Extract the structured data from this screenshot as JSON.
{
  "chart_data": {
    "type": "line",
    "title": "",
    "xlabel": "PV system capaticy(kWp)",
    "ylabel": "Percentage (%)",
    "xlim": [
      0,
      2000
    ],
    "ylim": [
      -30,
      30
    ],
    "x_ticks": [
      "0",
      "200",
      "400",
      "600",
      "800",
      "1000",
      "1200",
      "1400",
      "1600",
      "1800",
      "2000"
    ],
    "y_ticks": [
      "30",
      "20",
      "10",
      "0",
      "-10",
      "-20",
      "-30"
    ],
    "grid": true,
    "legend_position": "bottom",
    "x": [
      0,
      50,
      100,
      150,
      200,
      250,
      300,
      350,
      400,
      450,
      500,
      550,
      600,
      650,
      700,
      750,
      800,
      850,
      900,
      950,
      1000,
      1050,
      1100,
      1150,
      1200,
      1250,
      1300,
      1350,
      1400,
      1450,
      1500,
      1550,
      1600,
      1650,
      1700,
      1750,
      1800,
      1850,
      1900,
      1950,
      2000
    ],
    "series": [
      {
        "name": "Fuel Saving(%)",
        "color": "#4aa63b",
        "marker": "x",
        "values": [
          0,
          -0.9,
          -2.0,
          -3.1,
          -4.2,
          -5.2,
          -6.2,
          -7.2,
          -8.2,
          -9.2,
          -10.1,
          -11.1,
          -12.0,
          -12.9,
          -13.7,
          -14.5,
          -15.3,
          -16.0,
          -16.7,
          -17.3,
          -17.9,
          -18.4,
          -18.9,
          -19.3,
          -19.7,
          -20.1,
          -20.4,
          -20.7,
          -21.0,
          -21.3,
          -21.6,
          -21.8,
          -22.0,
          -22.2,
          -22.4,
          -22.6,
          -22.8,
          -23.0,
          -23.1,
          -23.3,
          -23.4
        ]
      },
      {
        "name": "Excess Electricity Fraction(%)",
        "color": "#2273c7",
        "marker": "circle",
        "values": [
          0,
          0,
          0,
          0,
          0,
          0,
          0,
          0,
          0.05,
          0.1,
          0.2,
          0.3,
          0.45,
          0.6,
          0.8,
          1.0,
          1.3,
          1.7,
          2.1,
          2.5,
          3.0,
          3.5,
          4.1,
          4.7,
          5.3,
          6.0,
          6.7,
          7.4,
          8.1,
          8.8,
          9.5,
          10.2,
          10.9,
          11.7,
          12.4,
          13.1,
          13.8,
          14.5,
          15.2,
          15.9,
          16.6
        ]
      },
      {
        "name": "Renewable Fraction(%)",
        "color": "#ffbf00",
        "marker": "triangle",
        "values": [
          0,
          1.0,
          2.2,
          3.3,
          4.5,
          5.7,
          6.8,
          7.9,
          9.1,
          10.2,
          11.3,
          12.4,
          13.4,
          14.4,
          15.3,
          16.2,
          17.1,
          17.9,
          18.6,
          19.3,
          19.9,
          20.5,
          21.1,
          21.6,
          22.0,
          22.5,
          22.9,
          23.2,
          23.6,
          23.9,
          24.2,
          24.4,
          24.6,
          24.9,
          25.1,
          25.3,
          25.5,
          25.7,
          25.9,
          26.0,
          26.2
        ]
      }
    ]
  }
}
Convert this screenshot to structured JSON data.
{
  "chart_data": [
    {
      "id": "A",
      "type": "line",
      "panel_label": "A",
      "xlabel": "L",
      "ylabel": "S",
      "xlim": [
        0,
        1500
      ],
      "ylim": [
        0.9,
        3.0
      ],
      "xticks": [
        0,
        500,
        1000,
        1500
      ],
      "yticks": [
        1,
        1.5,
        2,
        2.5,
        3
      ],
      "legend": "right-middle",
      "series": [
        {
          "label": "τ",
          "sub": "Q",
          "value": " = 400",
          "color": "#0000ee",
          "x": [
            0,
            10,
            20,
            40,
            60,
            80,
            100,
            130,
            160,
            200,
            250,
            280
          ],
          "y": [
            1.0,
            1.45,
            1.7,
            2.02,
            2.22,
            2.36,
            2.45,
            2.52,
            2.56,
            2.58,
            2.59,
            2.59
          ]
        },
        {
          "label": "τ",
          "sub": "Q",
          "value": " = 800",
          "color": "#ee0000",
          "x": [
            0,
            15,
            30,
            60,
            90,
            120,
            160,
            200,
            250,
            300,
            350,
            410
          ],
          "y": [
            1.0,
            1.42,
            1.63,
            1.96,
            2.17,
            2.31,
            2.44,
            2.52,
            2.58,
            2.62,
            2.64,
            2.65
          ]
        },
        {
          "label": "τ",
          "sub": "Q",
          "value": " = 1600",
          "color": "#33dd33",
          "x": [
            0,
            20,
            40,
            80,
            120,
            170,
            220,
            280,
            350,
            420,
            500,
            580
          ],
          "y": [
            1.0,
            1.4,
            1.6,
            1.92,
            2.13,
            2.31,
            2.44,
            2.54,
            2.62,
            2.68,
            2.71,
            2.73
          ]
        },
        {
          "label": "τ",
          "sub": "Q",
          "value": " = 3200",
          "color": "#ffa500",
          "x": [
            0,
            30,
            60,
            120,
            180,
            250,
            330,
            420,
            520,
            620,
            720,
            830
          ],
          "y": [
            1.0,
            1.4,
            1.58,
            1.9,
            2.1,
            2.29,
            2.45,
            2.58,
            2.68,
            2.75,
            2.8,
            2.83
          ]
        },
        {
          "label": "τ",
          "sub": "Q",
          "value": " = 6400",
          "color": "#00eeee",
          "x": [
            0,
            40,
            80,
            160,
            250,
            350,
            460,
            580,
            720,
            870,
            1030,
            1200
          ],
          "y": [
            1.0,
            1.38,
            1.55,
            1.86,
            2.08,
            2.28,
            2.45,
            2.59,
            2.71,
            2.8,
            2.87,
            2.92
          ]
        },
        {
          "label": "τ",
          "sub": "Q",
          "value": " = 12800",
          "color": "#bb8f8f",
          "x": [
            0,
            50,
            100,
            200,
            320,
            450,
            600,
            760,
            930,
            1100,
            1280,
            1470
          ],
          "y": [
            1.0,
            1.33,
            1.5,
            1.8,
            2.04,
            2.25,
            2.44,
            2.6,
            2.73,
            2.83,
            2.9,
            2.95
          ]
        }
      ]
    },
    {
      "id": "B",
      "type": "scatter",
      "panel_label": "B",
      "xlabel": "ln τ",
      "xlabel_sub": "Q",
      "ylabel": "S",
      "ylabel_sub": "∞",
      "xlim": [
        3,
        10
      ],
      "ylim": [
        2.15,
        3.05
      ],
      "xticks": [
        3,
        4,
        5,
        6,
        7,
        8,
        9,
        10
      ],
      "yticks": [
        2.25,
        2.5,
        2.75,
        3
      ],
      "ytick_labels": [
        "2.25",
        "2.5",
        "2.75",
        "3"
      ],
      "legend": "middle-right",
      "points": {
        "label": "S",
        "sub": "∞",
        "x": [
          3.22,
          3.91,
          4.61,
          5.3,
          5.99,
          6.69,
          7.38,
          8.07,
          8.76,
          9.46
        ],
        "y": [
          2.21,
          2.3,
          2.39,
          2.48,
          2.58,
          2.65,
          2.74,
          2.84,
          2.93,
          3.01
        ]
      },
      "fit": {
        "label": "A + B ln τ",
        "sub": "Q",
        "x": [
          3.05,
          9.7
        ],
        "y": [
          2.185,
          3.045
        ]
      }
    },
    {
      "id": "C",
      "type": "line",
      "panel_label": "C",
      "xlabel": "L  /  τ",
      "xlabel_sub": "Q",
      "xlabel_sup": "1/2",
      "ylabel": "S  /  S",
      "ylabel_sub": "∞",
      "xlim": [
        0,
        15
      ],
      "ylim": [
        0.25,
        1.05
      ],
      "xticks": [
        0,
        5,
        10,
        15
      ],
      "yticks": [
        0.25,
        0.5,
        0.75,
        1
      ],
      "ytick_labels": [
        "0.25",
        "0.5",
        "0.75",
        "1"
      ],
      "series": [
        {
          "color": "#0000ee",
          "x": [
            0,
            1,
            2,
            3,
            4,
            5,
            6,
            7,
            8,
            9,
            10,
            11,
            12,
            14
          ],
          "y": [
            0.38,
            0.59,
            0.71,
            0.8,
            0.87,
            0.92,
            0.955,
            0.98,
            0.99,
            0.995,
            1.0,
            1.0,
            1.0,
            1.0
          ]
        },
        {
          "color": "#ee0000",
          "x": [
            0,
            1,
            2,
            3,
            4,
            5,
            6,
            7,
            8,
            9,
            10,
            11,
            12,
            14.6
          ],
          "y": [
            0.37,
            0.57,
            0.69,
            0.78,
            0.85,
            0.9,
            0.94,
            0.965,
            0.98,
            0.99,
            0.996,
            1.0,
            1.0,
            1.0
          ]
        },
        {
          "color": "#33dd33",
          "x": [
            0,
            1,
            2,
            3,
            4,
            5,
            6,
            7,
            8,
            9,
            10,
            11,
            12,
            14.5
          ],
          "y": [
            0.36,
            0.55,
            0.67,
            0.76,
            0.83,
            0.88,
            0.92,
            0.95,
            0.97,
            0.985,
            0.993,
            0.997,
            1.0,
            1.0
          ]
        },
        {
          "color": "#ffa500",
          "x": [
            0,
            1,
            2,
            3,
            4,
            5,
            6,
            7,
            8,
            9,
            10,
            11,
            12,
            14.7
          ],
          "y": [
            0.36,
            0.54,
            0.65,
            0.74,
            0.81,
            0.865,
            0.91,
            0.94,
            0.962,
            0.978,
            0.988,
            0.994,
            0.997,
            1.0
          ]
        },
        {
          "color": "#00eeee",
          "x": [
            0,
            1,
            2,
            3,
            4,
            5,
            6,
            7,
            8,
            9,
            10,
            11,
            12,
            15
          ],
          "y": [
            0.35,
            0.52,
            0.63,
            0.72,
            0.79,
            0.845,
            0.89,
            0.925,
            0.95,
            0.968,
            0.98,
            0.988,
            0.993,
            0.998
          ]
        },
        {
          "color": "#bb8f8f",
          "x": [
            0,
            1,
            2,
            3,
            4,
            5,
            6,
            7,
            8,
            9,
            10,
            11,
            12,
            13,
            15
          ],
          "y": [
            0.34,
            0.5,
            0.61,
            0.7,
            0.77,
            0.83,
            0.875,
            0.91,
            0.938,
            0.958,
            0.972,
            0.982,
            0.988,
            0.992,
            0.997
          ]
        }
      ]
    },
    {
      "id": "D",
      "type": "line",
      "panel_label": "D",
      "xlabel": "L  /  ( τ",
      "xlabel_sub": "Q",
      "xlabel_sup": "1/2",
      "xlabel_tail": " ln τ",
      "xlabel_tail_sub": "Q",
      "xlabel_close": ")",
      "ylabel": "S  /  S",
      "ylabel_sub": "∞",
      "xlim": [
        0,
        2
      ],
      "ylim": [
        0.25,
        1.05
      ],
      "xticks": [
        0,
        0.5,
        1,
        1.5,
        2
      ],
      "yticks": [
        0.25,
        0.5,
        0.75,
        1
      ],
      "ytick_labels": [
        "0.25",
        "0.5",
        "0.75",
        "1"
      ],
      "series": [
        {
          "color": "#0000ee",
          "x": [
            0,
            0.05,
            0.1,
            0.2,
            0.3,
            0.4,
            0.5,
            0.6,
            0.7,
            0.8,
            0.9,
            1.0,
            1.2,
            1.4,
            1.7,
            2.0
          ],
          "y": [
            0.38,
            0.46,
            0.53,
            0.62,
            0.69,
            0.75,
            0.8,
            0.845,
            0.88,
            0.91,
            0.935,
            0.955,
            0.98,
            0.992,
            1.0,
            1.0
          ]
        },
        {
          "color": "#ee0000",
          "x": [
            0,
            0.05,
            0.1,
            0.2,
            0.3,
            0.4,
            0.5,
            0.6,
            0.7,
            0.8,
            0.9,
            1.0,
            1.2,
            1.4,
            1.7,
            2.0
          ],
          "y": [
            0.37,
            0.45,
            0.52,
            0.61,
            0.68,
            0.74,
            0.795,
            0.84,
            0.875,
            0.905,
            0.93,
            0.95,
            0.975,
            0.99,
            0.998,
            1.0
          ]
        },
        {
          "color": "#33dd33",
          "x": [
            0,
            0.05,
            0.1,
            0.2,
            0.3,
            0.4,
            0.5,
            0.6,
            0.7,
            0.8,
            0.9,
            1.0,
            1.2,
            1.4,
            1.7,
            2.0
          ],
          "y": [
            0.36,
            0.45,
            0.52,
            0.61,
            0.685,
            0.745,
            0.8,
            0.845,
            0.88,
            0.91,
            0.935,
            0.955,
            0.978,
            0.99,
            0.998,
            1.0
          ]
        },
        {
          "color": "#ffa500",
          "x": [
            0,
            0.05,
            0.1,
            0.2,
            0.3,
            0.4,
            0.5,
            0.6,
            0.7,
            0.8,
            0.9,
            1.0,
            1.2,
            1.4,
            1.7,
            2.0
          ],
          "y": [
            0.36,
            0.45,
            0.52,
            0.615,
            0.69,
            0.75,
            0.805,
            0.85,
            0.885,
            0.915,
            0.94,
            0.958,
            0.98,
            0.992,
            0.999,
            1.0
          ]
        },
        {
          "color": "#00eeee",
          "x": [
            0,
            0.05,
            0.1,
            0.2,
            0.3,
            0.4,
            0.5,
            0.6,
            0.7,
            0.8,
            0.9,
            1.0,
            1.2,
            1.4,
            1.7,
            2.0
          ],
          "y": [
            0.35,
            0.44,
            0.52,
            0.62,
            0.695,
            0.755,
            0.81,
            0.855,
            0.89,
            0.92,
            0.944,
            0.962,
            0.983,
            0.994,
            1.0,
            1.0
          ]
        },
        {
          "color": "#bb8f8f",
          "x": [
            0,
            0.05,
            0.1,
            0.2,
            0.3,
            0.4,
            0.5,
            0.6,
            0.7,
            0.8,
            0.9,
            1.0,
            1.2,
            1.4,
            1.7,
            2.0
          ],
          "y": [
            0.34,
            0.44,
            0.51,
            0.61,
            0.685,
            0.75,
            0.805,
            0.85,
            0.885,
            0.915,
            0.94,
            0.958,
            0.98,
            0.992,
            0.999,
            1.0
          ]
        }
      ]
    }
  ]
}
━━━━━━━━━━
== EXERCISE BRIEF ==
List the lines of the entries that include "right".

== OUTPUT FOR THIS EXERCISE ==
      "legend": "right-middle",
      "legend": "middle-right",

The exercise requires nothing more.